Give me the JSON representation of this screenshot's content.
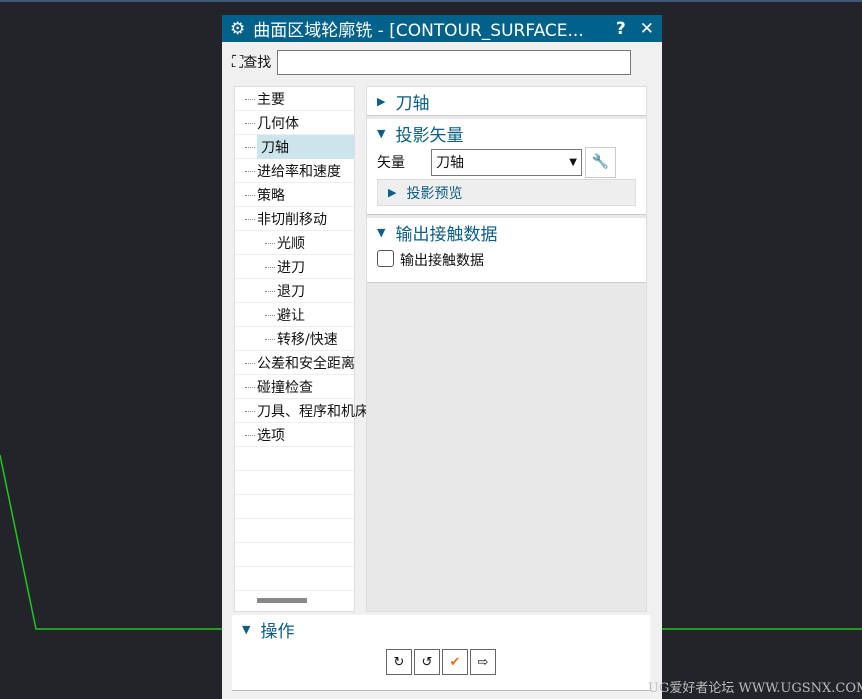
{
  "title": "曲面区域轮廓铣 - [CONTOUR_SURFACE...",
  "help": "?",
  "close": "✕",
  "search_label": "查找",
  "search_value": "",
  "tree": [
    {
      "label": "主要",
      "sub": false
    },
    {
      "label": "几何体",
      "sub": false
    },
    {
      "label": "刀轴",
      "sub": false,
      "selected": true
    },
    {
      "label": "进给率和速度",
      "sub": false
    },
    {
      "label": "策略",
      "sub": false
    },
    {
      "label": "非切削移动",
      "sub": false
    },
    {
      "label": "光顺",
      "sub": true
    },
    {
      "label": "进刀",
      "sub": true
    },
    {
      "label": "退刀",
      "sub": true
    },
    {
      "label": "避让",
      "sub": true
    },
    {
      "label": "转移/快速",
      "sub": true
    },
    {
      "label": "公差和安全距离",
      "sub": false
    },
    {
      "label": "碰撞检查",
      "sub": false
    },
    {
      "label": "刀具、程序和机床",
      "sub": false
    },
    {
      "label": "选项",
      "sub": false
    }
  ],
  "sections": {
    "tool_axis": "刀轴",
    "proj": "投影矢量",
    "vector_label": "矢量",
    "vector_value": "刀轴",
    "preview": "投影预览",
    "output": "输出接触数据",
    "output_cb": "输出接触数据",
    "output_checked": false
  },
  "ops": {
    "title": "操作"
  },
  "watermark": "UG爱好者论坛 WWW.UGSNX.COM"
}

◆ ◆ ◆ ◆ ◆

Objective — In your copy of the listing above, reproduce each line exactly and omit all pictures.

Exercise answer —
Give me the JSON representation of this screenshot's content.
{
  "title": "曲面区域轮廓铣 - [CONTOUR_SURFACE...",
  "help": "?",
  "close": "✕",
  "search_label": "查找",
  "search_value": "",
  "tree": [
    {
      "label": "主要",
      "sub": false
    },
    {
      "label": "几何体",
      "sub": false
    },
    {
      "label": "刀轴",
      "sub": false,
      "selected": true
    },
    {
      "label": "进给率和速度",
      "sub": false
    },
    {
      "label": "策略",
      "sub": false
    },
    {
      "label": "非切削移动",
      "sub": false
    },
    {
      "label": "光顺",
      "sub": true
    },
    {
      "label": "进刀",
      "sub": true
    },
    {
      "label": "退刀",
      "sub": true
    },
    {
      "label": "避让",
      "sub": true
    },
    {
      "label": "转移/快速",
      "sub": true
    },
    {
      "label": "公差和安全距离",
      "sub": false
    },
    {
      "label": "碰撞检查",
      "sub": false
    },
    {
      "label": "刀具、程序和机床",
      "sub": false
    },
    {
      "label": "选项",
      "sub": false
    }
  ],
  "sections": {
    "tool_axis": "刀轴",
    "proj": "投影矢量",
    "vector_label": "矢量",
    "vector_value": "刀轴",
    "preview": "投影预览",
    "output": "输出接触数据",
    "output_cb": "输出接触数据",
    "output_checked": false
  },
  "ops": {
    "title": "操作"
  },
  "watermark": "UG爱好者论坛 WWW.UGSNX.COM"
}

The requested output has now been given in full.